#### Brief
Extract all lines containing "subtitle".

#### The input

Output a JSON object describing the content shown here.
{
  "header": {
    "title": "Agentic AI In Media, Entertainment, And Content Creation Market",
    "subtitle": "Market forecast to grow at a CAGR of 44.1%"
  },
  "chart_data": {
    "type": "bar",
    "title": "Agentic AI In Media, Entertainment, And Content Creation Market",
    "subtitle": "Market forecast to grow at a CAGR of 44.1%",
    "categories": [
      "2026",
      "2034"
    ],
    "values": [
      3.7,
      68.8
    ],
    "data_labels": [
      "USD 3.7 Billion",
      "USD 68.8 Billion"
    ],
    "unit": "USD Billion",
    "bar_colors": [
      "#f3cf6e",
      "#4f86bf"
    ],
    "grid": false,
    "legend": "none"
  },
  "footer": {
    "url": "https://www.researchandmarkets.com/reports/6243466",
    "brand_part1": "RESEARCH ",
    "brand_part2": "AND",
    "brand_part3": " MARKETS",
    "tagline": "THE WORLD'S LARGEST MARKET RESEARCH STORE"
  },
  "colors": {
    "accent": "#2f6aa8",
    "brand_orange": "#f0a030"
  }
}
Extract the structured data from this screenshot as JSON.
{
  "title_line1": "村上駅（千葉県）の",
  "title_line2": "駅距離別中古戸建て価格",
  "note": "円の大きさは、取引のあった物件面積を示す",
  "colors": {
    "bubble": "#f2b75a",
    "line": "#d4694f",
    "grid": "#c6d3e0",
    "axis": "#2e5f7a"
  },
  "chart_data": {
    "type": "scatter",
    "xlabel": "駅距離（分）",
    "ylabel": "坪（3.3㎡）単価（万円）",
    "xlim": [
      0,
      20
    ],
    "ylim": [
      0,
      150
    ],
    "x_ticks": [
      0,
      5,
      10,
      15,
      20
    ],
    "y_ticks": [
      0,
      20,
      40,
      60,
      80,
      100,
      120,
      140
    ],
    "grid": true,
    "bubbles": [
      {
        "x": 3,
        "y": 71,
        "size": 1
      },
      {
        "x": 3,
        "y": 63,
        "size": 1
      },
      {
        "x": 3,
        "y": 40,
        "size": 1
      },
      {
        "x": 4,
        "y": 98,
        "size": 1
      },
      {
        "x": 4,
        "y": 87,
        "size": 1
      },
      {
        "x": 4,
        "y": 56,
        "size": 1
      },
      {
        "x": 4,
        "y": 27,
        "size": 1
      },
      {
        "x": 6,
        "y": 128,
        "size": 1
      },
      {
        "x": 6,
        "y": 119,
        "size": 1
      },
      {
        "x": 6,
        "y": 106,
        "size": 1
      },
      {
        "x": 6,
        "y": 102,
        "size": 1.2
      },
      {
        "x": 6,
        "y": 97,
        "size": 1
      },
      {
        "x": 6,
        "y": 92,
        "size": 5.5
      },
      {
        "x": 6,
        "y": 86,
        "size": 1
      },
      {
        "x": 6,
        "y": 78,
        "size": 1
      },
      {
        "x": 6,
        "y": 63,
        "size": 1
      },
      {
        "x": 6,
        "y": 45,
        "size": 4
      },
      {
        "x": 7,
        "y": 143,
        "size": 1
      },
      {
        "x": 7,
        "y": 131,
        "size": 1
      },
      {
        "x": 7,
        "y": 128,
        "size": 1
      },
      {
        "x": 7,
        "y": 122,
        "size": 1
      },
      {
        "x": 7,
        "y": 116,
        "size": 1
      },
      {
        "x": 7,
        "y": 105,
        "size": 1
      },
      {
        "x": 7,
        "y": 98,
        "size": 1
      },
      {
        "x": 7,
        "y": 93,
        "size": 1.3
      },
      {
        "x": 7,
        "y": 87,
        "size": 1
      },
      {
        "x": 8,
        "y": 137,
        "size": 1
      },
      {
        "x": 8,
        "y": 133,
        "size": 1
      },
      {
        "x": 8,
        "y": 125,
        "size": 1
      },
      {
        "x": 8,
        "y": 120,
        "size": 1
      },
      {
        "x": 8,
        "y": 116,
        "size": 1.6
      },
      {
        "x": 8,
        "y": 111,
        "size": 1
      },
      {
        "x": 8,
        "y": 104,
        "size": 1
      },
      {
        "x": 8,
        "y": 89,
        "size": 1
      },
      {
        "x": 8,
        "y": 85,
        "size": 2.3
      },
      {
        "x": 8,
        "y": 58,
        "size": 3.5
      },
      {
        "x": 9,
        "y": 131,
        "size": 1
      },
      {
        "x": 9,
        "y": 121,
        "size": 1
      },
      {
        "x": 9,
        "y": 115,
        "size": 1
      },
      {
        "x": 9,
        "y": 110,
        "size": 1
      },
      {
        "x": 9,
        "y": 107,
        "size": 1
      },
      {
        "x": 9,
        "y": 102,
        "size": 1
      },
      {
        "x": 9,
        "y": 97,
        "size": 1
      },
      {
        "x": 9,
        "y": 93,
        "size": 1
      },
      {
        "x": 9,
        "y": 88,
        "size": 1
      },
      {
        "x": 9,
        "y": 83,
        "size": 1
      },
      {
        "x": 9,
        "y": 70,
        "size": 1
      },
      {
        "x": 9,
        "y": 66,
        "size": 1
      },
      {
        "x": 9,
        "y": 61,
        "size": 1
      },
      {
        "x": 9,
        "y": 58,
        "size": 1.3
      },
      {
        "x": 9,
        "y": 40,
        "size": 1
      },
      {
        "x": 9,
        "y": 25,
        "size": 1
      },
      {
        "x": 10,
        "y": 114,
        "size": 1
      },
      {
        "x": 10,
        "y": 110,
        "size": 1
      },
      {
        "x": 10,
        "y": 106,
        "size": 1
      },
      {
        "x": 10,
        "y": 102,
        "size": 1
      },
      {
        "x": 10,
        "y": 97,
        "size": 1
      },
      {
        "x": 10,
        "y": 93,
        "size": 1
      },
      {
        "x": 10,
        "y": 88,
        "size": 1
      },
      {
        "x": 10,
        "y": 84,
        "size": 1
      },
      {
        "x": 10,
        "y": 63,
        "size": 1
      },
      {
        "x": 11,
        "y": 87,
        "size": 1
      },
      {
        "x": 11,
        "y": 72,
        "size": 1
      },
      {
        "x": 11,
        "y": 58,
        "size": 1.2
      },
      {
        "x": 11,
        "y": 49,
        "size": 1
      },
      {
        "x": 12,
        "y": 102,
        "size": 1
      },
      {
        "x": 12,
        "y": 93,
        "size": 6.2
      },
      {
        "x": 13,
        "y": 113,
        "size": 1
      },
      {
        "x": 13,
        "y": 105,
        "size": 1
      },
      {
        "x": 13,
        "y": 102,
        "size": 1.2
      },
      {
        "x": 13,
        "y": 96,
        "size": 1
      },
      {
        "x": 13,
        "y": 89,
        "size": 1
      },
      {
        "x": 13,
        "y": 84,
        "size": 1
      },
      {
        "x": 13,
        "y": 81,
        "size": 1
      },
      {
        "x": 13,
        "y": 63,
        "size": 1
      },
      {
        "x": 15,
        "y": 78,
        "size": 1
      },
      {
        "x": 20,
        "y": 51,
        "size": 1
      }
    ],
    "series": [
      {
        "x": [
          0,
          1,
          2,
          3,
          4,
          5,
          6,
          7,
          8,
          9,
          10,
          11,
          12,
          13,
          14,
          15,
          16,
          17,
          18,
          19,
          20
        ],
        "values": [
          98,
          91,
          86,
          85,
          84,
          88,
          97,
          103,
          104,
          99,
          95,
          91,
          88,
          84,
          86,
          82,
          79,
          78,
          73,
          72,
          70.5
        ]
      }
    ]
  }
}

#### Correct result
    "subtitle": "Market forecast to grow at a CAGR of 44.1%"
    "subtitle": "Market forecast to grow at a CAGR of 44.1%",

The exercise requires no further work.